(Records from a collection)
####################

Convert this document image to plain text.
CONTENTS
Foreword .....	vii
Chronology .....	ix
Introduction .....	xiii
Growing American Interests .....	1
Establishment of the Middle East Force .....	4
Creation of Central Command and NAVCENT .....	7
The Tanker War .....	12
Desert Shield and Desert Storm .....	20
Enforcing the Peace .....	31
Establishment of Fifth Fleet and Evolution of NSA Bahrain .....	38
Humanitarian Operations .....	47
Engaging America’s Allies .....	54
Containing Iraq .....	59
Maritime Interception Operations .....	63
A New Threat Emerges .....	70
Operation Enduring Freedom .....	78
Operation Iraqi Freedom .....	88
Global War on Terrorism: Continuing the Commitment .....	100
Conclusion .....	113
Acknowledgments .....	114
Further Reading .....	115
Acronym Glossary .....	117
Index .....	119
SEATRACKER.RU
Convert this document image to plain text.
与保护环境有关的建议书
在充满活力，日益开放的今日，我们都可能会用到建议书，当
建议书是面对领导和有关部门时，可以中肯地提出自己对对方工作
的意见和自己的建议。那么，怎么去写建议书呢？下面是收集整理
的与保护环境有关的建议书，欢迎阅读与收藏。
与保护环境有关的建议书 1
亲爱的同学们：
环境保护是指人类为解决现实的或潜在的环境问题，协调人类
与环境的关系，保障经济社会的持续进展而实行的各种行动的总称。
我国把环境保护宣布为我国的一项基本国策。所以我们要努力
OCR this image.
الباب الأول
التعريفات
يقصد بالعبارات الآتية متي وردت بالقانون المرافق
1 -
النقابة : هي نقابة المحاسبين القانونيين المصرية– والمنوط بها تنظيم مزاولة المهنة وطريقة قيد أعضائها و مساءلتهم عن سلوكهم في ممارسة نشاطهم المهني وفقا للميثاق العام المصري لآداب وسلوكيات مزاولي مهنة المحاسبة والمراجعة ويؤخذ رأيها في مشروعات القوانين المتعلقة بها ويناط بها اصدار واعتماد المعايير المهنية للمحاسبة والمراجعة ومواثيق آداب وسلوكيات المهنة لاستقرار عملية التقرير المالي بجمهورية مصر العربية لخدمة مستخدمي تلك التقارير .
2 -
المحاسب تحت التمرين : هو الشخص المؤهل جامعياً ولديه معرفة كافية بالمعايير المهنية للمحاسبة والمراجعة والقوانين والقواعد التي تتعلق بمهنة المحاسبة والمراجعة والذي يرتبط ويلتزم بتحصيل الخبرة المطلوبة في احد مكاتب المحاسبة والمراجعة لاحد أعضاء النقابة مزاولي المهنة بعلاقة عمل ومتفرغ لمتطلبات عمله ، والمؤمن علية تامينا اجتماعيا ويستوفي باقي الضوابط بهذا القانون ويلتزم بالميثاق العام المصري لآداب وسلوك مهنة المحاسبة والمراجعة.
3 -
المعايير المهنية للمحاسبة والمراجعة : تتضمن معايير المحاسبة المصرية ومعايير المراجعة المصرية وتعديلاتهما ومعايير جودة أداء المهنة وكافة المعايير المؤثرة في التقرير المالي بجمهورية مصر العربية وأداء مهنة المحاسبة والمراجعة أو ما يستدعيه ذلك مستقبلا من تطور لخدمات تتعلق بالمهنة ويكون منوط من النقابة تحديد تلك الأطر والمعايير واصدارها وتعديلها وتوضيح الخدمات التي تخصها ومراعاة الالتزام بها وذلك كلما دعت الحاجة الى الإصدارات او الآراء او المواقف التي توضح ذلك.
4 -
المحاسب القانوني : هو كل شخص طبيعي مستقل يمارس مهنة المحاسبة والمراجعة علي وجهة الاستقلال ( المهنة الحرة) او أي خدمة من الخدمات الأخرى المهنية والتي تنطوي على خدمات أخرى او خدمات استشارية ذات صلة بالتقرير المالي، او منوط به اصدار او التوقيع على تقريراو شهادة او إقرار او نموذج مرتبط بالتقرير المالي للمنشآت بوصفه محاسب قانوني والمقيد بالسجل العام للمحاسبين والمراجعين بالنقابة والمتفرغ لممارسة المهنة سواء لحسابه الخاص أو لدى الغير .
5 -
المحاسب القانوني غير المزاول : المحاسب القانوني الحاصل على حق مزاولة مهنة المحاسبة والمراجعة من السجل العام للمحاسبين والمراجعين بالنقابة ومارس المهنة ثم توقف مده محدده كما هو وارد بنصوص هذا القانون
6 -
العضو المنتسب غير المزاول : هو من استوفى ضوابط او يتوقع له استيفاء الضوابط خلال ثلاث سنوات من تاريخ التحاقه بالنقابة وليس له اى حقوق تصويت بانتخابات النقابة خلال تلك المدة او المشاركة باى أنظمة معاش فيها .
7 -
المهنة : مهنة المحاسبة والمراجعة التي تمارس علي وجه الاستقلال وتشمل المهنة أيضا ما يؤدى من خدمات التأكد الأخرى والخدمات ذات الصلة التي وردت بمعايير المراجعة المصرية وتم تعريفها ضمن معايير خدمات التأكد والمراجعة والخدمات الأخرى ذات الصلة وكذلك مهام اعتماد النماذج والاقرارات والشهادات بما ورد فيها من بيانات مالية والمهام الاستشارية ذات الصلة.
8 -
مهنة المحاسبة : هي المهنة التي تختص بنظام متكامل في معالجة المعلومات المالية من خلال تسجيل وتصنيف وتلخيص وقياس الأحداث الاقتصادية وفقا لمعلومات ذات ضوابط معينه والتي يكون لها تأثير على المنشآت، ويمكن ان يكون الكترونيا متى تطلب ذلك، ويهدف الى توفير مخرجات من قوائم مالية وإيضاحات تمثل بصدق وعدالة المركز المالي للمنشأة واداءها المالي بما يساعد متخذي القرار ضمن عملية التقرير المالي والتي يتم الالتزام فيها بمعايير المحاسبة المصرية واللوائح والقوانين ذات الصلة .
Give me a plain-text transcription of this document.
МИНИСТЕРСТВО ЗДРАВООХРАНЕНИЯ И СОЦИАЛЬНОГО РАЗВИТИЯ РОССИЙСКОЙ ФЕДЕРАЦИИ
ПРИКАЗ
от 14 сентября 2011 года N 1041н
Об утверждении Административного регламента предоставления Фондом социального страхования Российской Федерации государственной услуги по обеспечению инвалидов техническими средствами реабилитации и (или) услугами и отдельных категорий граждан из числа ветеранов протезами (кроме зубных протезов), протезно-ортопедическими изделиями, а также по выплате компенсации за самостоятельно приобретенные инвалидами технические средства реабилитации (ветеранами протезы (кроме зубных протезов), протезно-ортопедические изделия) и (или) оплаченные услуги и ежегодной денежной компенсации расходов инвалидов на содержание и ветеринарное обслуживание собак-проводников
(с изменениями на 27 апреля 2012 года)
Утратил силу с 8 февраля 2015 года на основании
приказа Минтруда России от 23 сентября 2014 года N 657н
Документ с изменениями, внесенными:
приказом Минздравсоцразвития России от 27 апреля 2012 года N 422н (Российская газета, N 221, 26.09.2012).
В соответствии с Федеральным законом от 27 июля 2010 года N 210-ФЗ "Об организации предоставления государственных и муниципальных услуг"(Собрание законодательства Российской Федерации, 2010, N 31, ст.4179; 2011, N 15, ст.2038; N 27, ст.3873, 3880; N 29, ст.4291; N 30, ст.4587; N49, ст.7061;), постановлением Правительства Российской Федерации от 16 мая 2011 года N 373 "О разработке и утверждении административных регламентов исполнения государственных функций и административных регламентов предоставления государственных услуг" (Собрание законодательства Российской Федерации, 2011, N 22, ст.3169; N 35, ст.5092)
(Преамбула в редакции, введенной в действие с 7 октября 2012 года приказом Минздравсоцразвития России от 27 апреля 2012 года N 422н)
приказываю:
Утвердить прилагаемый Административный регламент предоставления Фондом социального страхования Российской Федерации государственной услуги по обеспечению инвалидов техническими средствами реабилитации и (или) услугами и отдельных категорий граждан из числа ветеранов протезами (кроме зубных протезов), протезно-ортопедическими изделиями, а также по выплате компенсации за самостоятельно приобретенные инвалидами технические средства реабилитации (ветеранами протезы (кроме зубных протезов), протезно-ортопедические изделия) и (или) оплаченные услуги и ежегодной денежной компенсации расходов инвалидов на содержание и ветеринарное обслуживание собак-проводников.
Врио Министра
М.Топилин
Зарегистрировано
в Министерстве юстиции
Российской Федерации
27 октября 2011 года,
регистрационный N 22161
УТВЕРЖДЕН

####################

### Work to be completed
Compute the number of lines above that contain the string "Operations". Reply with that value only.

### Task result
2